Task instructions » Select all lines with the string "Bucharest" in them, and copy those lines.

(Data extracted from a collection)
(begin)

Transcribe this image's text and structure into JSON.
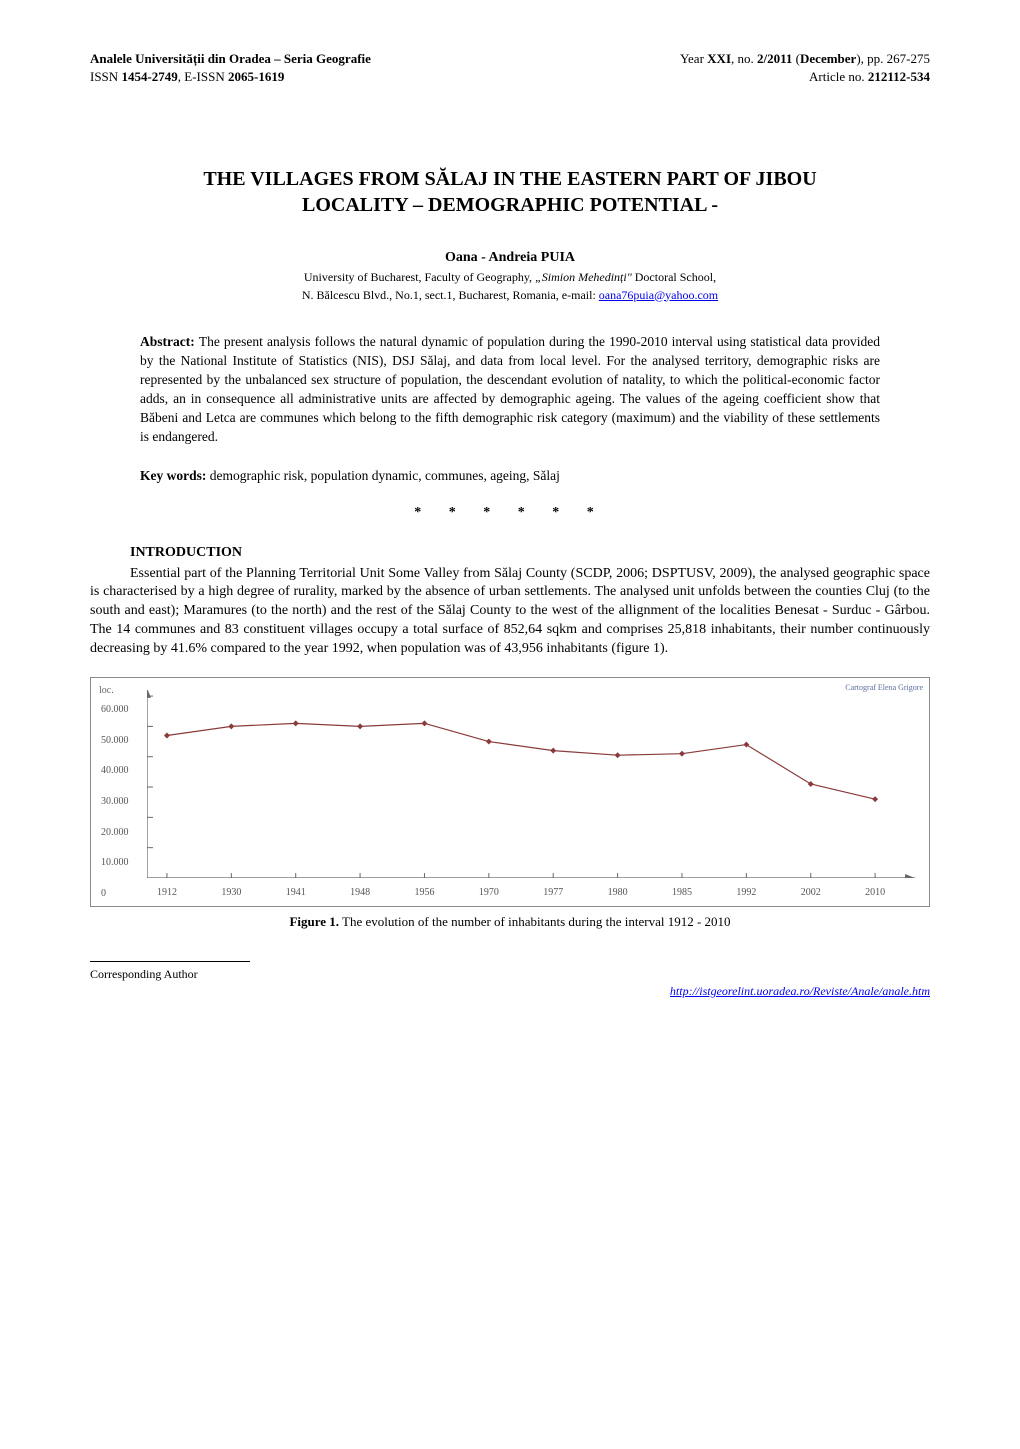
{
  "header": {
    "journal_line1_prefix": "Analele Universității din Oradea – Seria Geografie",
    "issn_line_prefix": "ISSN ",
    "issn": "1454-2749",
    "eissn_prefix": ", E-ISSN ",
    "eissn": "2065-1619",
    "year_prefix": "Year ",
    "year": "XXI",
    "no_prefix": ", no. ",
    "issue": "2/2011",
    "month_prefix": " (",
    "month": "December",
    "month_suffix": "), pp. 267-275",
    "article_no_prefix": "Article no. ",
    "article_no": "212112-534"
  },
  "title": {
    "line1": "THE VILLAGES FROM SĂLAJ IN THE EASTERN PART OF JIBOU",
    "line2": "LOCALITY – DEMOGRAPHIC POTENTIAL -"
  },
  "author": {
    "name": "Oana - Andreia PUIA",
    "affil_line1_prefix": "University of Bucharest, Faculty of Geography, ",
    "affil_italic": "„Simion Mehedinți\"",
    "affil_line1_suffix": " Doctoral School,",
    "affil_line2_prefix": "N. Bălcescu Blvd., No.1, sect.1, Bucharest, Romania, e-mail: ",
    "email": "oana76puia@yahoo.com"
  },
  "abstract": {
    "label": "Abstract: ",
    "text": "The present analysis follows the natural dynamic of population during the 1990-2010 interval using statistical data provided by the National Institute of Statistics (NIS), DSJ Sălaj, and data from local level. For the analysed territory, demographic risks are represented by the unbalanced sex structure of population, the descendant evolution of natality, to which the political-economic factor adds, an in consequence all administrative units are affected by demographic ageing. The values of the ageing coefficient show that Băbeni and Letca are communes which belong to the fifth demographic risk category (maximum) and the viability of these settlements is endangered."
  },
  "keywords": {
    "label": "Key words: ",
    "text": "demographic risk, population dynamic, communes, ageing, Sălaj"
  },
  "stars": "* * * * * *",
  "section": {
    "intro_heading": "INTRODUCTION",
    "intro_para": "Essential part of the Planning Territorial Unit Some Valley from Sălaj County (SCDP, 2006; DSPTUSV, 2009), the analysed geographic space is characterised by a high degree of rurality, marked by the absence of urban settlements. The analysed unit unfolds between the counties Cluj (to the south and east); Maramures (to the north) and the rest of the Sălaj County to the west of the allignment of the localities Benesat - Surduc - Gârbou. The 14 communes and 83 constituent villages occupy a total surface of 852,64 sqkm and comprises 25,818 inhabitants, their number continuously decreasing by 41.6% compared to the year 1992, when population was of 43,956 inhabitants (figure 1)."
  },
  "figure1": {
    "type": "line",
    "ylabel": "loc.",
    "attribution": "Cartograf Elena Grigore",
    "x_labels": [
      "1912",
      "1930",
      "1941",
      "1948",
      "1956",
      "1970",
      "1977",
      "1980",
      "1985",
      "1992",
      "2002",
      "2010"
    ],
    "y_values": [
      47000,
      50000,
      51000,
      50000,
      51000,
      45000,
      42000,
      40500,
      41000,
      44000,
      31000,
      26000
    ],
    "y_ticks": [
      0,
      10000,
      20000,
      30000,
      40000,
      50000,
      60000
    ],
    "y_tick_labels": [
      "0",
      "10.000",
      "20.000",
      "30.000",
      "40.000",
      "50.000",
      "60.000"
    ],
    "ylim": [
      0,
      62000
    ],
    "line_color": "#8a3a3a",
    "marker_color": "#8a3a3a",
    "axis_color": "#666666",
    "tick_color": "#555555",
    "background_color": "#ffffff",
    "line_width": 1.2,
    "marker_size": 3,
    "caption_bold": "Figure 1.",
    "caption_rest": "  The evolution of the number of inhabitants during the interval 1912 - 2010"
  },
  "footer": {
    "footnote": "Corresponding Author",
    "link_text": "http://istgeorelint.uoradea.ro/Reviste/Anale/anale.htm"
  }
}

(end)

In response »
    "affil_line1_prefix": "University of Bucharest, Faculty of Geography, ",
    "affil_line2_prefix": "N. Bălcescu Blvd., No.1, sect.1, Bucharest, Romania, e-mail: ",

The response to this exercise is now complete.